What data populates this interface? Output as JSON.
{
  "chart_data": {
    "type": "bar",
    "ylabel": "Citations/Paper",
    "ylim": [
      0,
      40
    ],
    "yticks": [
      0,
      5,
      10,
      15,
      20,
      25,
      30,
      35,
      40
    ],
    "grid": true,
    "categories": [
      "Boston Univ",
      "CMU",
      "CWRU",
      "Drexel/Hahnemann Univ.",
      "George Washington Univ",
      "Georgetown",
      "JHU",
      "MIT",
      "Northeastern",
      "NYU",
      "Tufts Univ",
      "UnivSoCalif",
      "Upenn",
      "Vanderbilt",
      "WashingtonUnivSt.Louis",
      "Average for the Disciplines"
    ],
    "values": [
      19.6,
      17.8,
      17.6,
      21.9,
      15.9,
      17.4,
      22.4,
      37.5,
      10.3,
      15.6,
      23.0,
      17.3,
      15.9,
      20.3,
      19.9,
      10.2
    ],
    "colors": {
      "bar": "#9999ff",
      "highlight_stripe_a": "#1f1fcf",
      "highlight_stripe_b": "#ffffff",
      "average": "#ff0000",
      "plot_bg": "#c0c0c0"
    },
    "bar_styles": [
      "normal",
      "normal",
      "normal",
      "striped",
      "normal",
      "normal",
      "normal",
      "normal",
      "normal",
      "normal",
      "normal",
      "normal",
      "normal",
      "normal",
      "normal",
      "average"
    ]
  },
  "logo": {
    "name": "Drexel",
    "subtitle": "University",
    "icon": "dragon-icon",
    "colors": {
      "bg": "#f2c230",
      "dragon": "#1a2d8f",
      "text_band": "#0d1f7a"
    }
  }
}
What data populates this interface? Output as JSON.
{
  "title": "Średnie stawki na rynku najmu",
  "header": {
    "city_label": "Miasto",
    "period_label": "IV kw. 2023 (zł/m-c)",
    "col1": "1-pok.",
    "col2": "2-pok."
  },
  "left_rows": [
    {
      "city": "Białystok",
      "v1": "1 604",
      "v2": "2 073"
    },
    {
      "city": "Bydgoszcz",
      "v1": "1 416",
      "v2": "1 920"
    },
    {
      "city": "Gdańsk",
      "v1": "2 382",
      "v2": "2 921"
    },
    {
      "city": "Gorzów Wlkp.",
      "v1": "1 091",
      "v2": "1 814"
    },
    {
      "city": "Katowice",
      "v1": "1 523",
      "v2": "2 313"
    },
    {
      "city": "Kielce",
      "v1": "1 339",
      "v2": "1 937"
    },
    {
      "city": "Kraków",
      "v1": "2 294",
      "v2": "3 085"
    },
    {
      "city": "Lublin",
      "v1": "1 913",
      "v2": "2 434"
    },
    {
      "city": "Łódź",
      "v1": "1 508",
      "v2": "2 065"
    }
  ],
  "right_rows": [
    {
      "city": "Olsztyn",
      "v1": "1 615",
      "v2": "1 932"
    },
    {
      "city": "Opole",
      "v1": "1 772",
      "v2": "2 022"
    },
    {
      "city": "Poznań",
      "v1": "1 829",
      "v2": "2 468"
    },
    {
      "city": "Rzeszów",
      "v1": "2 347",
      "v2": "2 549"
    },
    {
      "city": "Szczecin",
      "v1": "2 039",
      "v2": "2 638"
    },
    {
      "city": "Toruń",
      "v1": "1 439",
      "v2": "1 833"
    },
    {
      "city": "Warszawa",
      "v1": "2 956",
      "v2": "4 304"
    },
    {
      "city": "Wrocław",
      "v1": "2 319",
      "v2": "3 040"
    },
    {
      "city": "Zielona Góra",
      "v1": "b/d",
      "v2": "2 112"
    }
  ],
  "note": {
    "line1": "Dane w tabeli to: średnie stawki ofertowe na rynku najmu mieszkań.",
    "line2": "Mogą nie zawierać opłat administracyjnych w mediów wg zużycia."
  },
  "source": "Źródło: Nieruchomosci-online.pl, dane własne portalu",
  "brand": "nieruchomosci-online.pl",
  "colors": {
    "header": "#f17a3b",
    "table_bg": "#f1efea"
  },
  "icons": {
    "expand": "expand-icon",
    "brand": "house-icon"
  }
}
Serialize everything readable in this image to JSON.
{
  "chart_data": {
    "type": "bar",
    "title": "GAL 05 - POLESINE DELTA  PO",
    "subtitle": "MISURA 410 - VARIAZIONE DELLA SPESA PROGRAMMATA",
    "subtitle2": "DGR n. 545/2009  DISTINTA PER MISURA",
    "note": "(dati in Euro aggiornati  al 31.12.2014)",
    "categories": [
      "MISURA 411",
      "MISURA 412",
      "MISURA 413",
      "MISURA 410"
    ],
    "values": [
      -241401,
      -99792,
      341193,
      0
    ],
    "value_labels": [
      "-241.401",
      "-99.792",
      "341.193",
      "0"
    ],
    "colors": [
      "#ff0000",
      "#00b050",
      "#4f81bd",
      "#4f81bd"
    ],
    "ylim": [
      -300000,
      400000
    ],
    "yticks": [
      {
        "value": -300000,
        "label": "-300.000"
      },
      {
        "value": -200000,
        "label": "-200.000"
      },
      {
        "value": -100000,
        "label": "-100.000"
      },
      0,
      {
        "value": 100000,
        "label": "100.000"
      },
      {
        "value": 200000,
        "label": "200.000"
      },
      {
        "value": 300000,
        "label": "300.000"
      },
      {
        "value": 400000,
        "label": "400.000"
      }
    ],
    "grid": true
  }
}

*-*-*

What is needed
All of the material above needs to be copied exactly.

Final result
What data populates this interface? Output as JSON.
{
  "chart_data": {
    "type": "bar",
    "ylabel": "Citations/Paper",
    "ylim": [
      0,
      40
    ],
    "yticks": [
      0,
      5,
      10,
      15,
      20,
      25,
      30,
      35,
      40
    ],
    "grid": true,
    "categories": [
      "Boston Univ",
      "CMU",
      "CWRU",
      "Drexel/Hahnemann Univ.",
      "George Washington Univ",
      "Georgetown",
      "JHU",
      "MIT",
      "Northeastern",
      "NYU",
      "Tufts Univ",
      "UnivSoCalif",
      "Upenn",
      "Vanderbilt",
      "WashingtonUnivSt.Louis",
      "Average for the Disciplines"
    ],
    "values": [
      19.6,
      17.8,
      17.6,
      21.9,
      15.9,
      17.4,
      22.4,
      37.5,
      10.3,
      15.6,
      23.0,
      17.3,
      15.9,
      20.3,
      19.9,
      10.2
    ],
    "colors": {
      "bar": "#9999ff",
      "highlight_stripe_a": "#1f1fcf",
      "highlight_stripe_b": "#ffffff",
      "average": "#ff0000",
      "plot_bg": "#c0c0c0"
    },
    "bar_styles": [
      "normal",
      "normal",
      "normal",
      "striped",
      "normal",
      "normal",
      "normal",
      "normal",
      "normal",
      "normal",
      "normal",
      "normal",
      "normal",
      "normal",
      "normal",
      "average"
    ]
  },
  "logo": {
    "name": "Drexel",
    "subtitle": "University",
    "icon": "dragon-icon",
    "colors": {
      "bg": "#f2c230",
      "dragon": "#1a2d8f",
      "text_band": "#0d1f7a"
    }
  }
}
What data populates this interface? Output as JSON.
{
  "title": "Średnie stawki na rynku najmu",
  "header": {
    "city_label": "Miasto",
    "period_label": "IV kw. 2023 (zł/m-c)",
    "col1": "1-pok.",
    "col2": "2-pok."
  },
  "left_rows": [
    {
      "city": "Białystok",
      "v1": "1 604",
      "v2": "2 073"
    },
    {
      "city": "Bydgoszcz",
      "v1": "1 416",
      "v2": "1 920"
    },
    {
      "city": "Gdańsk",
      "v1": "2 382",
      "v2": "2 921"
    },
    {
      "city": "Gorzów Wlkp.",
      "v1": "1 091",
      "v2": "1 814"
    },
    {
      "city": "Katowice",
      "v1": "1 523",
      "v2": "2 313"
    },
    {
      "city": "Kielce",
      "v1": "1 339",
      "v2": "1 937"
    },
    {
      "city": "Kraków",
      "v1": "2 294",
      "v2": "3 085"
    },
    {
      "city": "Lublin",
      "v1": "1 913",
      "v2": "2 434"
    },
    {
      "city": "Łódź",
      "v1": "1 508",
      "v2": "2 065"
    }
  ],
  "right_rows": [
    {
      "city": "Olsztyn",
      "v1": "1 615",
      "v2": "1 932"
    },
    {
      "city": "Opole",
      "v1": "1 772",
      "v2": "2 022"
    },
    {
      "city": "Poznań",
      "v1": "1 829",
      "v2": "2 468"
    },
    {
      "city": "Rzeszów",
      "v1": "2 347",
      "v2": "2 549"
    },
    {
      "city": "Szczecin",
      "v1": "2 039",
      "v2": "2 638"
    },
    {
      "city": "Toruń",
      "v1": "1 439",
      "v2": "1 833"
    },
    {
      "city": "Warszawa",
      "v1": "2 956",
      "v2": "4 304"
    },
    {
      "city": "Wrocław",
      "v1": "2 319",
      "v2": "3 040"
    },
    {
      "city": "Zielona Góra",
      "v1": "b/d",
      "v2": "2 112"
    }
  ],
  "note": {
    "line1": "Dane w tabeli to: średnie stawki ofertowe na rynku najmu mieszkań.",
    "line2": "Mogą nie zawierać opłat administracyjnych w mediów wg zużycia."
  },
  "source": "Źródło: Nieruchomosci-online.pl, dane własne portalu",
  "brand": "nieruchomosci-online.pl",
  "colors": {
    "header": "#f17a3b",
    "table_bg": "#f1efea"
  },
  "icons": {
    "expand": "expand-icon",
    "brand": "house-icon"
  }
}
Serialize everything readable in this image to JSON.
{
  "chart_data": {
    "type": "bar",
    "title": "GAL 05 - POLESINE DELTA  PO",
    "subtitle": "MISURA 410 - VARIAZIONE DELLA SPESA PROGRAMMATA",
    "subtitle2": "DGR n. 545/2009  DISTINTA PER MISURA",
    "note": "(dati in Euro aggiornati  al 31.12.2014)",
    "categories": [
      "MISURA 411",
      "MISURA 412",
      "MISURA 413",
      "MISURA 410"
    ],
    "values": [
      -241401,
      -99792,
      341193,
      0
    ],
    "value_labels": [
      "-241.401",
      "-99.792",
      "341.193",
      "0"
    ],
    "colors": [
      "#ff0000",
      "#00b050",
      "#4f81bd",
      "#4f81bd"
    ],
    "ylim": [
      -300000,
      400000
    ],
    "yticks": [
      {
        "value": -300000,
        "label": "-300.000"
      },
      {
        "value": -200000,
        "label": "-200.000"
      },
      {
        "value": -100000,
        "label": "-100.000"
      },
      0,
      {
        "value": 100000,
        "label": "100.000"
      },
      {
        "value": 200000,
        "label": "200.000"
      },
      {
        "value": 300000,
        "label": "300.000"
      },
      {
        "value": 400000,
        "label": "400.000"
      }
    ],
    "grid": true
  }
}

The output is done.